- [WORK TO COMPLETE] Go through the listing below and gather every line with the word "Point".

--- begin TASK INPUTS ---

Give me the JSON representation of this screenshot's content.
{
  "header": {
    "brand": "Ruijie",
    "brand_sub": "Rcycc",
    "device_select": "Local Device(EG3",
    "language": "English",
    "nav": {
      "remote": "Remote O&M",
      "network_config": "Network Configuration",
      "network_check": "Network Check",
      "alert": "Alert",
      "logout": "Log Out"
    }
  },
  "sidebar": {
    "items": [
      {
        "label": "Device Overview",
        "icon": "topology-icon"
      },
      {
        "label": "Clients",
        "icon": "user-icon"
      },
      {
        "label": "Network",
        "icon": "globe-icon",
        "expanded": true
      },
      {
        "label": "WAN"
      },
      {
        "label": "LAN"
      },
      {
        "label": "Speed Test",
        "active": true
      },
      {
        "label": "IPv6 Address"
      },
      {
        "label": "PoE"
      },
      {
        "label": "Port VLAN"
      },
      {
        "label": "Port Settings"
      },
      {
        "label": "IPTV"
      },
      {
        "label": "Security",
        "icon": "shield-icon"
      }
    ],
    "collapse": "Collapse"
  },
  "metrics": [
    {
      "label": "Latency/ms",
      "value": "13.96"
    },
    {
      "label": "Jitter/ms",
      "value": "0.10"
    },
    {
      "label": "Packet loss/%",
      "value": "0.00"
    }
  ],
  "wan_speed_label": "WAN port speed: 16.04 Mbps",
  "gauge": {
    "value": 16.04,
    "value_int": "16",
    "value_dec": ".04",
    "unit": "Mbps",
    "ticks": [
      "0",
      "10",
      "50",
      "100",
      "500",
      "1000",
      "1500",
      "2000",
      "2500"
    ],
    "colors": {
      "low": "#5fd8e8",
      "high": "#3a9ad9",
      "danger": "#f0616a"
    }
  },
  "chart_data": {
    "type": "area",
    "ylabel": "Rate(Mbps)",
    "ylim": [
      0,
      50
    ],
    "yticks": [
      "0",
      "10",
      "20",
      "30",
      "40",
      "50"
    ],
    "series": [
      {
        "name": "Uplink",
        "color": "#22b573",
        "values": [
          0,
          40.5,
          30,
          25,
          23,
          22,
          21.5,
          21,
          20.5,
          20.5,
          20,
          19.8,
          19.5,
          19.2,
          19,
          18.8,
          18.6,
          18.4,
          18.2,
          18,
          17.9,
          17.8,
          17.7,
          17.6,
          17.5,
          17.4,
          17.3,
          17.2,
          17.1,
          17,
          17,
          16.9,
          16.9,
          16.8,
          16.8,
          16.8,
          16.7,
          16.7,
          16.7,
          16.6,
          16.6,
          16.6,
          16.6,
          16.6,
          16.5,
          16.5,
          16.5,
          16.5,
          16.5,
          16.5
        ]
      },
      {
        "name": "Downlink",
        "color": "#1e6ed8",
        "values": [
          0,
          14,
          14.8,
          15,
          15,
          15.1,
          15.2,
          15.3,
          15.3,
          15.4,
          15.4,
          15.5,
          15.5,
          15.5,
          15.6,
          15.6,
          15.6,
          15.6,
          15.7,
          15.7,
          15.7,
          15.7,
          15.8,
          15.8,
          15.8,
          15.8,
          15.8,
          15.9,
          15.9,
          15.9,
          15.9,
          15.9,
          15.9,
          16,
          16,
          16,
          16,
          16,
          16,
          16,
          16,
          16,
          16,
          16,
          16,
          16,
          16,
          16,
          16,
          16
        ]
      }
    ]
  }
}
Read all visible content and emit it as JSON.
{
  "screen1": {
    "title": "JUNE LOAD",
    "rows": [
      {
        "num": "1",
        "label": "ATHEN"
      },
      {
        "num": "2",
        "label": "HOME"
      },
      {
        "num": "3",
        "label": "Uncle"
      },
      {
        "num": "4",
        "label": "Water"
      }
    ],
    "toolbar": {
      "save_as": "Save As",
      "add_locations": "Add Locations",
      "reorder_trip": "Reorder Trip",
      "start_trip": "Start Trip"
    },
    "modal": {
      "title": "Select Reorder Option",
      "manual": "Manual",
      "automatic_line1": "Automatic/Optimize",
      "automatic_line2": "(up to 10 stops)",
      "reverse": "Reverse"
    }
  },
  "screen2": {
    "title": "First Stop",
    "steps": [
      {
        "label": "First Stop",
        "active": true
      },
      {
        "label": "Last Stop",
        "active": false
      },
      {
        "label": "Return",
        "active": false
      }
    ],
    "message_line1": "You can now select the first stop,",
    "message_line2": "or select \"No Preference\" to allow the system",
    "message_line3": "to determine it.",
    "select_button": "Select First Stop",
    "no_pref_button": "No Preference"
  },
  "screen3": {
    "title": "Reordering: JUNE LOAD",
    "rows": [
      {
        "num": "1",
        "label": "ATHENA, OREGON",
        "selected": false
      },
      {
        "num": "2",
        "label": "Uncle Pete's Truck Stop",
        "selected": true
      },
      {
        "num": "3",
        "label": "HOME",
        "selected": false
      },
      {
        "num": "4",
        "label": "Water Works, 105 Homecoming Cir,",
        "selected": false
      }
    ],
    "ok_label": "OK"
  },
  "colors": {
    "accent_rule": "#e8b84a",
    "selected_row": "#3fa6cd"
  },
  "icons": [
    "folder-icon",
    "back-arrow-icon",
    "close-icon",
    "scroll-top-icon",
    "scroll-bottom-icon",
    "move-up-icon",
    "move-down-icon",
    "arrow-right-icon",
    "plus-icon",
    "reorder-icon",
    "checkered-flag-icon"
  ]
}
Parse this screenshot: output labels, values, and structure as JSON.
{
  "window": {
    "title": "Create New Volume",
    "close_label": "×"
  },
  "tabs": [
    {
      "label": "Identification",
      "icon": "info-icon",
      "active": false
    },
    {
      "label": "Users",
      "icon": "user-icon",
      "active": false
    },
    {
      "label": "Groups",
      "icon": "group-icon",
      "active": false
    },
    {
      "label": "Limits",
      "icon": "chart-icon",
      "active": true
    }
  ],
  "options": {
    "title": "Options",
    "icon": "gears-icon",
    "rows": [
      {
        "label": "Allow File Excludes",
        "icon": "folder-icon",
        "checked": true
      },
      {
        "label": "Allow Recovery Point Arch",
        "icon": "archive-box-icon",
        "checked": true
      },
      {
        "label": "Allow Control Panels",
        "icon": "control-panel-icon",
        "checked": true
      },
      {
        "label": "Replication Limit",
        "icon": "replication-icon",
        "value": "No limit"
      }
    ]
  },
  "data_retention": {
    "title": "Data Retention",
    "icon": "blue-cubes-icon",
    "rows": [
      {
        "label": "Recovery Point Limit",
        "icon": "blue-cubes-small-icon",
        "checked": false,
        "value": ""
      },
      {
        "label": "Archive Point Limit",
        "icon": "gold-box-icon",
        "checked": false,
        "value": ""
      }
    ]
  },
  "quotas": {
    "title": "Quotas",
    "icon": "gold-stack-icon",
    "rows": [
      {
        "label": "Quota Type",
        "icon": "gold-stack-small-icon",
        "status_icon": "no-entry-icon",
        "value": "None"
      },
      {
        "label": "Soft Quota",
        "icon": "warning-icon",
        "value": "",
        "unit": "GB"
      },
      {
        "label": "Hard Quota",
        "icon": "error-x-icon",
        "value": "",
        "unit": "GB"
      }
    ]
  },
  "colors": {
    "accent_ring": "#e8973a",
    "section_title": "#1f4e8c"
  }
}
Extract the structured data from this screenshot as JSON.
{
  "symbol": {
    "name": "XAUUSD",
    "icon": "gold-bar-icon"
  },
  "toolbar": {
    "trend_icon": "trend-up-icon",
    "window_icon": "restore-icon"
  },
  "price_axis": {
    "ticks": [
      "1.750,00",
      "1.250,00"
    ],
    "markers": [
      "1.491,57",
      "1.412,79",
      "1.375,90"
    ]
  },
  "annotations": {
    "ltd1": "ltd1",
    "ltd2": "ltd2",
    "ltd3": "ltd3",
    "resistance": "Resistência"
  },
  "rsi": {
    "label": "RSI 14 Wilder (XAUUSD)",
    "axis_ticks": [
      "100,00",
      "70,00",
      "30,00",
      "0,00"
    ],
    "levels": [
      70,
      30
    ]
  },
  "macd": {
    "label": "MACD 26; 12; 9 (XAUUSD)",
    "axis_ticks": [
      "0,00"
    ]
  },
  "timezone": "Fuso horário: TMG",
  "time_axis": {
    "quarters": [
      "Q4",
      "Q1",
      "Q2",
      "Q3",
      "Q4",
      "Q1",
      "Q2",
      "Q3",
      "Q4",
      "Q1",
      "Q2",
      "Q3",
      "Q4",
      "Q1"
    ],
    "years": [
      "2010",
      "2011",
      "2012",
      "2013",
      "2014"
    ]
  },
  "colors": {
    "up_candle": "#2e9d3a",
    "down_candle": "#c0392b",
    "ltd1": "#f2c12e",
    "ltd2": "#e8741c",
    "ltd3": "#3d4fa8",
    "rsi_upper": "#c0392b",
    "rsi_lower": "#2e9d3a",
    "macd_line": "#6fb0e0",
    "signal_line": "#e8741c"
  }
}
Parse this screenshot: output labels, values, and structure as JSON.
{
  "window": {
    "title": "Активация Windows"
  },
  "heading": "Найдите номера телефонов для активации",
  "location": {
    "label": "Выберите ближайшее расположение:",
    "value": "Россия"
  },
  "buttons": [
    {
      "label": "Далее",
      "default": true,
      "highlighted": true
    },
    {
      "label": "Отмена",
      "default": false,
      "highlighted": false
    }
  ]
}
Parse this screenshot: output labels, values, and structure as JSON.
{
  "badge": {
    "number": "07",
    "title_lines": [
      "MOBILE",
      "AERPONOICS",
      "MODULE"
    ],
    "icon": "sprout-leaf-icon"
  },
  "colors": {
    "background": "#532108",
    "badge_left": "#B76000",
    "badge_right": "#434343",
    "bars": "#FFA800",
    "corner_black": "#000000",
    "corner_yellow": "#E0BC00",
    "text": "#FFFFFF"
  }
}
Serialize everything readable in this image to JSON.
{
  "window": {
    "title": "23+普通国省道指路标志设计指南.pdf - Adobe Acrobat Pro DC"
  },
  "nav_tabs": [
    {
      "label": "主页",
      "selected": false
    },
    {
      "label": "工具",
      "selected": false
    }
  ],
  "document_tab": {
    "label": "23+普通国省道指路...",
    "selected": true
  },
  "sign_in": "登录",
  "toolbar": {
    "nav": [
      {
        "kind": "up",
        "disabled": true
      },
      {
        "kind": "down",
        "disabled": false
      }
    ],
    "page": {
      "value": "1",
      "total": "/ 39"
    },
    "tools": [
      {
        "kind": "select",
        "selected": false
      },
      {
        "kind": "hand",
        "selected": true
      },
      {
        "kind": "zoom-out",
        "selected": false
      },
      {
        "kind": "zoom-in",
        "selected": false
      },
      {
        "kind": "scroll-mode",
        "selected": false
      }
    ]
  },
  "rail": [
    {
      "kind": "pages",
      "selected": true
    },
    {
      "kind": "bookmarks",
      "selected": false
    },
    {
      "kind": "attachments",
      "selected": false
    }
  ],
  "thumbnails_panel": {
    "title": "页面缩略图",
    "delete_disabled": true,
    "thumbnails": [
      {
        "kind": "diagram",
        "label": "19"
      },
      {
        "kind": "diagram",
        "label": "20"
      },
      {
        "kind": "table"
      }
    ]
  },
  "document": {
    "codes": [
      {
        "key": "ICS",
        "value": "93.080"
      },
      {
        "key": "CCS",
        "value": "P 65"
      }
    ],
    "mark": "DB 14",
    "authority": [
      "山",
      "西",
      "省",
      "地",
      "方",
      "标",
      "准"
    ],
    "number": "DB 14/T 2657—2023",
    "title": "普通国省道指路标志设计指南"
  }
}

--- end TASK INPUTS ---

- [FULL OUTPUT]
        "label": "Allow Recovery Point Arch",
        "label": "Recovery Point Limit",
        "label": "Archive Point Limit",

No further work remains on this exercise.